# WHAT YOU NEED TO DO:
Write out the listing in full, matching it word for word.

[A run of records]
----------

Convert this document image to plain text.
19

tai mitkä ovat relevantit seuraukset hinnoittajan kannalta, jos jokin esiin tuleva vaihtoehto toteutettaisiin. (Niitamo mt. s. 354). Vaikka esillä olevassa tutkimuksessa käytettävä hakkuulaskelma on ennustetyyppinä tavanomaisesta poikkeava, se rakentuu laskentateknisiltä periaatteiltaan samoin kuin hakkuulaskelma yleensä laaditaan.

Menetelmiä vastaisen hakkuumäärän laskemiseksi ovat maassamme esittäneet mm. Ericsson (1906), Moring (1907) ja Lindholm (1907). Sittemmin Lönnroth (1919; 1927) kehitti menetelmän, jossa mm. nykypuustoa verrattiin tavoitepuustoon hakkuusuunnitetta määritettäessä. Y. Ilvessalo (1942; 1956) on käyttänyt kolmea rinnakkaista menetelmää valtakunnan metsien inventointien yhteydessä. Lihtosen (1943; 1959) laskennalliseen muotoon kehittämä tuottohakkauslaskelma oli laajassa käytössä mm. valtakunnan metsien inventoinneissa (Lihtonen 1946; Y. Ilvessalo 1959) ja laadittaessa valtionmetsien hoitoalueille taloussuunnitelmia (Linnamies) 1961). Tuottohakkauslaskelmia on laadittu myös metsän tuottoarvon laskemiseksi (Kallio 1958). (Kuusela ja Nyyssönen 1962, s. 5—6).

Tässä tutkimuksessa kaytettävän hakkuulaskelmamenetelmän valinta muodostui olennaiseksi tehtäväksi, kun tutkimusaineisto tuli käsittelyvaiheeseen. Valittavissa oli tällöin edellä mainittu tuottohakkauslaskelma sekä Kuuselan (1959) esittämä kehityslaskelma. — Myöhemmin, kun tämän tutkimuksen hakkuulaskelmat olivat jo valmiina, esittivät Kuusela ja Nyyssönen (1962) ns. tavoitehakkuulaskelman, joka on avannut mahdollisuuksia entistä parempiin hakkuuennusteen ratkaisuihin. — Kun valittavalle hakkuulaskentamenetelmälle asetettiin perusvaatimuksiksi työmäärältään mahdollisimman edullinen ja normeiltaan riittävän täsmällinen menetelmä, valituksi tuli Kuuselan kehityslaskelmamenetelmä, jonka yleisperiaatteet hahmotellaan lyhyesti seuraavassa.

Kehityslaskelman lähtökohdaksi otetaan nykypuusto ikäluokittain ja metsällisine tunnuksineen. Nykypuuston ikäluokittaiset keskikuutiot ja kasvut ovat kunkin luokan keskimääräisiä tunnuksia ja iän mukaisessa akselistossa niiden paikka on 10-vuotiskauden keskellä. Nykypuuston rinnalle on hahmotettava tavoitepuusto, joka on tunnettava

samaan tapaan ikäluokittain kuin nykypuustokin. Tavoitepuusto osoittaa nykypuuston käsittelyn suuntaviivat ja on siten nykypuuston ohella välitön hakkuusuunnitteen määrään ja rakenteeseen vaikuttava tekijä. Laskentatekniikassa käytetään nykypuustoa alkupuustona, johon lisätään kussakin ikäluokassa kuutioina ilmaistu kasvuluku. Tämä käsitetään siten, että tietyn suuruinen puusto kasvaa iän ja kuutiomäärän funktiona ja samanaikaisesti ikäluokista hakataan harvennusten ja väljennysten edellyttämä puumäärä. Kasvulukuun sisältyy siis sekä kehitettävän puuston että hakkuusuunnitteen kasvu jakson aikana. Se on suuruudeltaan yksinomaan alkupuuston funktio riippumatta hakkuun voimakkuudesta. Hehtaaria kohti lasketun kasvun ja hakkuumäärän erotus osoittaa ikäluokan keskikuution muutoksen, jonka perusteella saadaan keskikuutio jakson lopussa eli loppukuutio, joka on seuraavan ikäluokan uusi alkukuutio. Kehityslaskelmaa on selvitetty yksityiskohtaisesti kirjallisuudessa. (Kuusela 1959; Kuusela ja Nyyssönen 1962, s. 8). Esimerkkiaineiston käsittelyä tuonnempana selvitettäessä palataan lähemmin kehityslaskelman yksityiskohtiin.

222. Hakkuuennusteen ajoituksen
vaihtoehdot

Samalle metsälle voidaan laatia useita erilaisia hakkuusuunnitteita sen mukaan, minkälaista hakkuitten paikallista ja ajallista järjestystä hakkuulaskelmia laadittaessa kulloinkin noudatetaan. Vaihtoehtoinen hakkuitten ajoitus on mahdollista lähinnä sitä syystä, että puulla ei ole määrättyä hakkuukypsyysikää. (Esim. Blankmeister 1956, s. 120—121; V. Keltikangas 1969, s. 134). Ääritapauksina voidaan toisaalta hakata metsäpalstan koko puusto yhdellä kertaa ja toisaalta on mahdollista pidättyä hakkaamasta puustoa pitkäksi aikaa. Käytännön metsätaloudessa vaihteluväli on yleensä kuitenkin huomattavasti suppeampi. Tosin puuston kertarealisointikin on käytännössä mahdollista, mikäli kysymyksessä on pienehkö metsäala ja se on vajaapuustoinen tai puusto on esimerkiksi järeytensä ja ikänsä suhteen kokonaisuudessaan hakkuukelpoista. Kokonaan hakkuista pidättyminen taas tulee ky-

----------

# EXERCISE ANSWER:
Convert this document image to plain text.
19

tai mitkä ovat relevantit seuraukset hinnoittajan kannalta, jos jokin esiin tuleva vaihtoehto toteutettaisiin. (Niitamo mt. s. 354). Vaikka esillä olevassa tutkimuksessa käytettävä hakkuulaskelma on ennustetyyppinä tavanomaisesta poikkeava, se rakentuu laskentateknisiltä periaatteiltaan samoin kuin hakkuulaskelma yleensä laaditaan.

Menetelmiä vastaisen hakkuumäärän laskemiseksi ovat maassamme esittäneet mm. Ericsson (1906), Moring (1907) ja Lindholm (1907). Sittemmin Lönnroth (1919; 1927) kehitti menetelmän, jossa mm. nykypuustoa verrattiin tavoitepuustoon hakkuusuunnitetta määritettäessä. Y. Ilvessalo (1942; 1956) on käyttänyt kolmea rinnakkaista menetelmää valtakunnan metsien inventointien yhteydessä. Lihtosen (1943; 1959) laskennalliseen muotoon kehittämä tuottohakkauslaskelma oli laajassa käytössä mm. valtakunnan metsien inventoinneissa (Lihtonen 1946; Y. Ilvessalo 1959) ja laadittaessa valtionmetsien hoitoalueille taloussuunnitelmia (Linnamies) 1961). Tuottohakkauslaskelmia on laadittu myös metsän tuottoarvon laskemiseksi (Kallio 1958). (Kuusela ja Nyyssönen 1962, s. 5—6).

Tässä tutkimuksessa kaytettävän hakkuulaskelmamenetelmän valinta muodostui olennaiseksi tehtäväksi, kun tutkimusaineisto tuli käsittelyvaiheeseen. Valittavissa oli tällöin edellä mainittu tuottohakkauslaskelma sekä Kuuselan (1959) esittämä kehityslaskelma. — Myöhemmin, kun tämän tutkimuksen hakkuulaskelmat olivat jo valmiina, esittivät Kuusela ja Nyyssönen (1962) ns. tavoitehakkuulaskelman, joka on avannut mahdollisuuksia entistä parempiin hakkuuennusteen ratkaisuihin. — Kun valittavalle hakkuulaskentamenetelmälle asetettiin perusvaatimuksiksi työmäärältään mahdollisimman edullinen ja normeiltaan riittävän täsmällinen menetelmä, valituksi tuli Kuuselan kehityslaskelmamenetelmä, jonka yleisperiaatteet hahmotellaan lyhyesti seuraavassa.

Kehityslaskelman lähtökohdaksi otetaan nykypuusto ikäluokittain ja metsällisine tunnuksineen. Nykypuuston ikäluokittaiset keskikuutiot ja kasvut ovat kunkin luokan keskimääräisiä tunnuksia ja iän mukaisessa akselistossa niiden paikka on 10-vuotiskauden keskellä. Nykypuuston rinnalle on hahmotettava tavoitepuusto, joka on tunnettava

samaan tapaan ikäluokittain kuin nykypuustokin. Tavoitepuusto osoittaa nykypuuston käsittelyn suuntaviivat ja on siten nykypuuston ohella välitön hakkuusuunnitteen määrään ja rakenteeseen vaikuttava tekijä. Laskentatekniikassa käytetään nykypuustoa alkupuustona, johon lisätään kussakin ikäluokassa kuutioina ilmaistu kasvuluku. Tämä käsitetään siten, että tietyn suuruinen puusto kasvaa iän ja kuutiomäärän funktiona ja samanaikaisesti ikäluokista hakataan harvennusten ja väljennysten edellyttämä puumäärä. Kasvulukuun sisältyy siis sekä kehitettävän puuston että hakkuusuunnitteen kasvu jakson aikana. Se on suuruudeltaan yksinomaan alkupuuston funktio riippumatta hakkuun voimakkuudesta. Hehtaaria kohti lasketun kasvun ja hakkuumäärän erotus osoittaa ikäluokan keskikuution muutoksen, jonka perusteella saadaan keskikuutio jakson lopussa eli loppukuutio, joka on seuraavan ikäluokan uusi alkukuutio. Kehityslaskelmaa on selvitetty yksityiskohtaisesti kirjallisuudessa. (Kuusela 1959; Kuusela ja Nyyssönen 1962, s. 8). Esimerkkiaineiston käsittelyä tuonnempana selvitettäessä palataan lähemmin kehityslaskelman yksityiskohtiin.

222. Hakkuuennusteen ajoituksen
vaihtoehdot

Samalle metsälle voidaan laatia useita erilaisia hakkuusuunnitteita sen mukaan, minkälaista hakkuitten paikallista ja ajallista järjestystä hakkuulaskelmia laadittaessa kulloinkin noudatetaan. Vaihtoehtoinen hakkuitten ajoitus on mahdollista lähinnä sitä syystä, että puulla ei ole määrättyä hakkuukypsyysikää. (Esim. Blankmeister 1956, s. 120—121; V. Keltikangas 1969, s. 134). Ääritapauksina voidaan toisaalta hakata metsäpalstan koko puusto yhdellä kertaa ja toisaalta on mahdollista pidättyä hakkaamasta puustoa pitkäksi aikaa. Käytännön metsätaloudessa vaihteluväli on yleensä kuitenkin huomattavasti suppeampi. Tosin puuston kertarealisointikin on käytännössä mahdollista, mikäli kysymyksessä on pienehkö metsäala ja se on vajaapuustoinen tai puusto on esimerkiksi järeytensä ja ikänsä suhteen kokonaisuudessaan hakkuukelpoista. Kokonaan hakkuista pidättyminen taas tulee ky-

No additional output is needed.